(begin)
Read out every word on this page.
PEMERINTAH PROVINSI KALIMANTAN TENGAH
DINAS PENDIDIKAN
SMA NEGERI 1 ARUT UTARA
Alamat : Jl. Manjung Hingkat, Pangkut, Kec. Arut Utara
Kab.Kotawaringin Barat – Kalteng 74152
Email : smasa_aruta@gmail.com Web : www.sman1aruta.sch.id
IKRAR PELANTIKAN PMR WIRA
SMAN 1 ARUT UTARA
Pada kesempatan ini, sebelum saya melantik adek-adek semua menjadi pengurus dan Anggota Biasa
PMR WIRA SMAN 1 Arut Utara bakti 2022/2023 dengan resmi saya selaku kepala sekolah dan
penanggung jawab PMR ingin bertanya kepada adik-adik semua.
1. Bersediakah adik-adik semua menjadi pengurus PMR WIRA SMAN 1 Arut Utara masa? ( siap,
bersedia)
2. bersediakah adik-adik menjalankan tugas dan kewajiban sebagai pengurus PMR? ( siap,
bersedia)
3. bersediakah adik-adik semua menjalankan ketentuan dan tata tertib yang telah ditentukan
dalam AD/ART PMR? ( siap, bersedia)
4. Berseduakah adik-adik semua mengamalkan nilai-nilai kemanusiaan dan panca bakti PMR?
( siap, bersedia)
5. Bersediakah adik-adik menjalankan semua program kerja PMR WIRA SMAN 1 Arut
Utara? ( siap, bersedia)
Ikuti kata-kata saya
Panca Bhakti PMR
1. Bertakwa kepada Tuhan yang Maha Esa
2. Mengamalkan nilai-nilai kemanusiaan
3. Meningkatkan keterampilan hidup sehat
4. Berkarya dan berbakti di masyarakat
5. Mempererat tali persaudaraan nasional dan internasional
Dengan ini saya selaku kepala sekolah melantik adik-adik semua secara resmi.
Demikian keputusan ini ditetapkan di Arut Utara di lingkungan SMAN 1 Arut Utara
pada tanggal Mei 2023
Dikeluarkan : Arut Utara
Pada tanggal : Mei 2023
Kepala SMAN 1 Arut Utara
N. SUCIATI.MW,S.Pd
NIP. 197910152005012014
(end)
(begin)
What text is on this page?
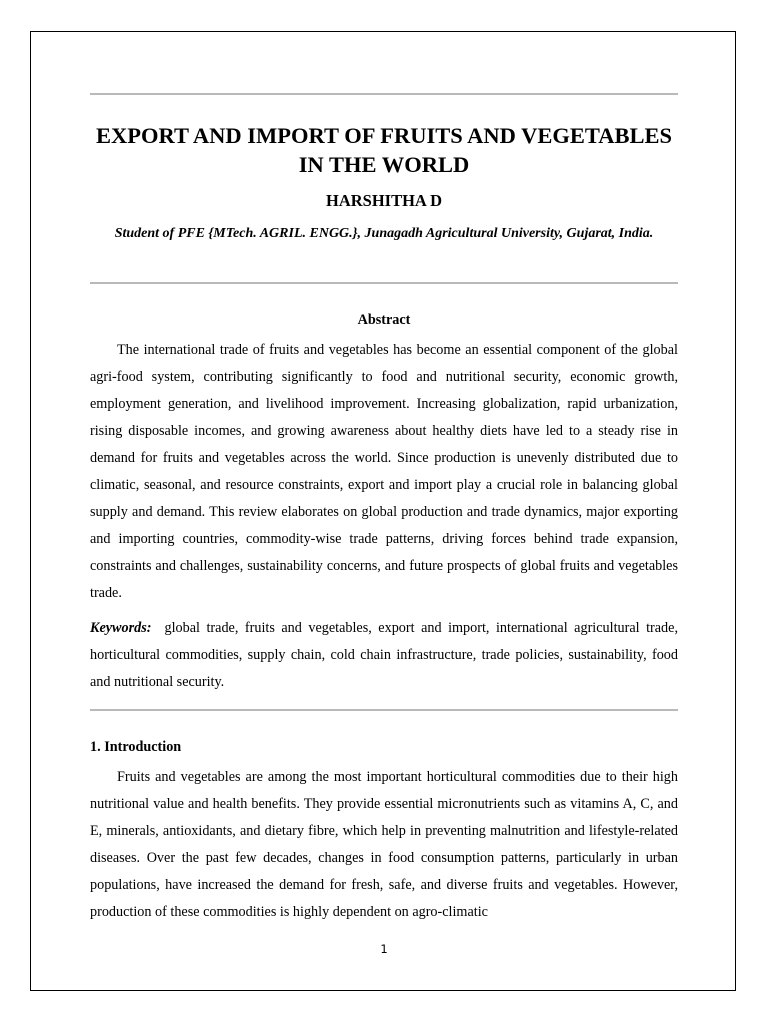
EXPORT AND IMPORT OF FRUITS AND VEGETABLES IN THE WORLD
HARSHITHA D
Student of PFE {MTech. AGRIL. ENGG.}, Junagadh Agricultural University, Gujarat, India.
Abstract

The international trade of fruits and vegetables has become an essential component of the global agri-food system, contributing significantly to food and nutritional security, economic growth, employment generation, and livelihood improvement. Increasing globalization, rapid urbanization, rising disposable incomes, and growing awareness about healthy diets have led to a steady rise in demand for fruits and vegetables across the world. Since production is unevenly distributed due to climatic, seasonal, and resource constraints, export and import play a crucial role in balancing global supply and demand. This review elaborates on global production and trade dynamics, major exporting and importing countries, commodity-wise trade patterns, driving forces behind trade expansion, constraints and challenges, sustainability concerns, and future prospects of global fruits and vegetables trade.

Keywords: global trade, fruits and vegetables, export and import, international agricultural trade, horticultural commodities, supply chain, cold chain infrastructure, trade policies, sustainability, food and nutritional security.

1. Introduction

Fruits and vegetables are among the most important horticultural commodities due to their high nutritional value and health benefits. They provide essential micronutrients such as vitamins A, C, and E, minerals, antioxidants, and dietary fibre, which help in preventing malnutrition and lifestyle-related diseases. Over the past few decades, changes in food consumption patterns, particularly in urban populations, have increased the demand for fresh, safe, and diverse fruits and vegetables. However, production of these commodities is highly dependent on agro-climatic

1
(end)
(begin)
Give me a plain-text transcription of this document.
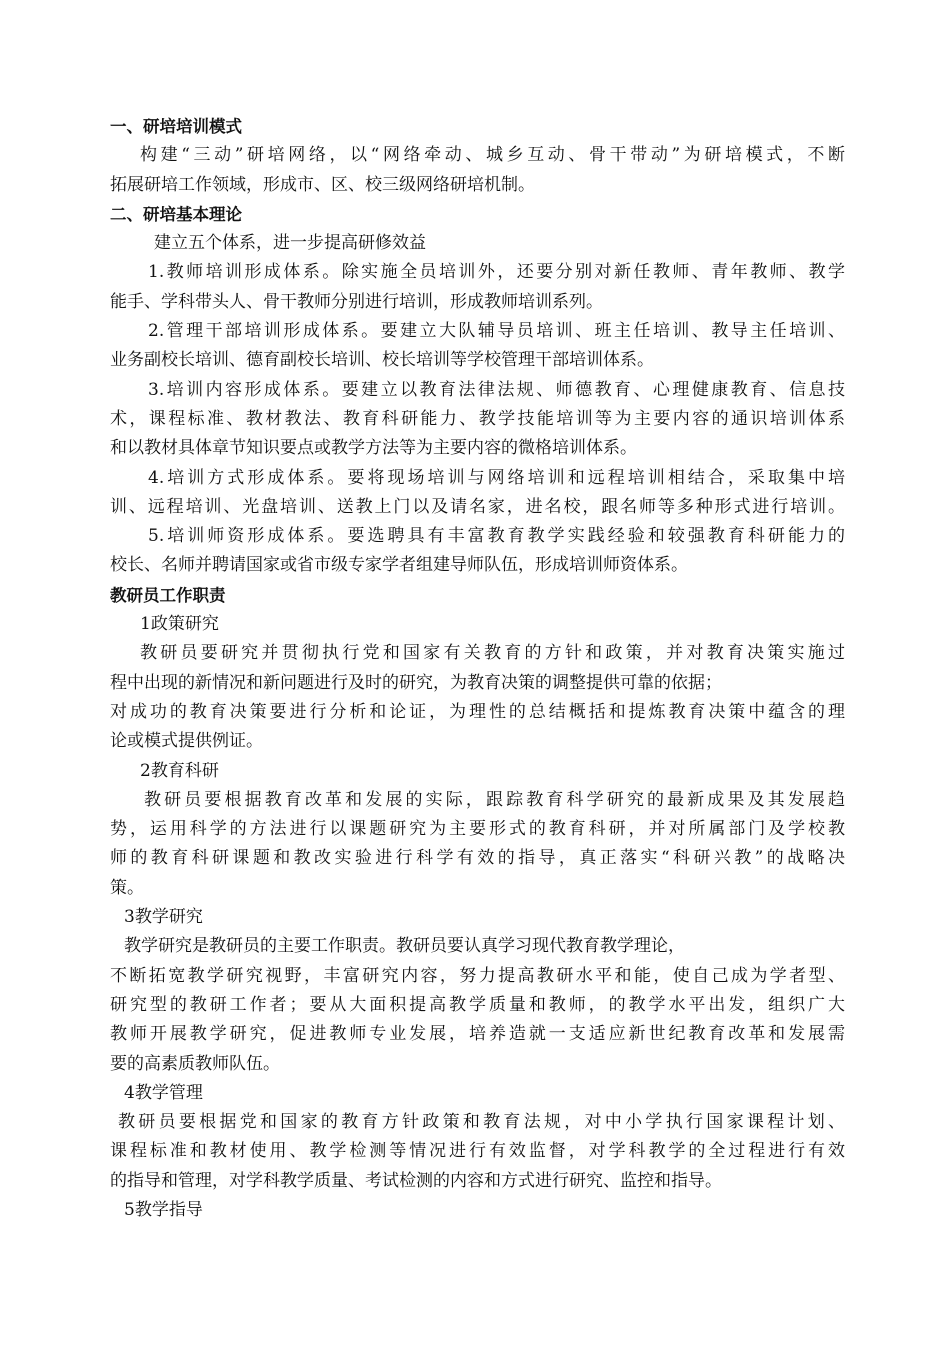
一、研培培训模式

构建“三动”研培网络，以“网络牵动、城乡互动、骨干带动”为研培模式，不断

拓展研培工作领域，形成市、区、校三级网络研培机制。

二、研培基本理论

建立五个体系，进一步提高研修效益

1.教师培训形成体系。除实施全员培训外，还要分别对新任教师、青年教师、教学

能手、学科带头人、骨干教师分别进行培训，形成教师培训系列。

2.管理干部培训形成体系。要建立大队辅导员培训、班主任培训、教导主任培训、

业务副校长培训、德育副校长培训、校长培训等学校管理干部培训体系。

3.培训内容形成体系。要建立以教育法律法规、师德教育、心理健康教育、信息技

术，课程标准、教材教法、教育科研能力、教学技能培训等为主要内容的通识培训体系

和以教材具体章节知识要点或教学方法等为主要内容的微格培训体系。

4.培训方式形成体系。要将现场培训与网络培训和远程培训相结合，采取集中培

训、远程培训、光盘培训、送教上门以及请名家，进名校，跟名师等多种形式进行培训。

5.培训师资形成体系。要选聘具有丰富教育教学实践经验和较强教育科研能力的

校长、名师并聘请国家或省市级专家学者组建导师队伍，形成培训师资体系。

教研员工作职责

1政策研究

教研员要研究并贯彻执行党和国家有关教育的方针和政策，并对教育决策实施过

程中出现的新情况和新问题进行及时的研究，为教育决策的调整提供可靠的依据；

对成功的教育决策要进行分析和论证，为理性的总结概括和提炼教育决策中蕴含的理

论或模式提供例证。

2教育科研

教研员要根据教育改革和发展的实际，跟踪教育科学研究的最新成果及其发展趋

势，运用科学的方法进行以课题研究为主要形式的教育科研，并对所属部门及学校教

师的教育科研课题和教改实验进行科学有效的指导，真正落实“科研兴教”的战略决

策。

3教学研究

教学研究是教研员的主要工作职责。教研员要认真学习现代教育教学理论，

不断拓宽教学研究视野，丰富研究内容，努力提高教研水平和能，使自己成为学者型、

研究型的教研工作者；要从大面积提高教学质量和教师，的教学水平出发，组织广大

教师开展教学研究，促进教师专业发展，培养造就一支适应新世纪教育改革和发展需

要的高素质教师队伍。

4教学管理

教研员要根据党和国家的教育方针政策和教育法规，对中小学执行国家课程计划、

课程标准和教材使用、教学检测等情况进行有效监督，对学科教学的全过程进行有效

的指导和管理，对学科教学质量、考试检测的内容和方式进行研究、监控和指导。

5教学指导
(end)
| WORK REQUIRED |
Extract every line that has the string "saya" in it.

| COMPLETE RESPONSE |
Pada kesempatan ini, sebelum saya melantik adek-adek semua menjadi pengurus dan Anggota Biasa
PMR WIRA SMAN 1 Arut Utara bakti 2022/2023 dengan resmi saya selaku kepala sekolah dan
Ikuti kata-kata saya
Dengan ini saya selaku kepala sekolah melantik adik-adik semua secara resmi.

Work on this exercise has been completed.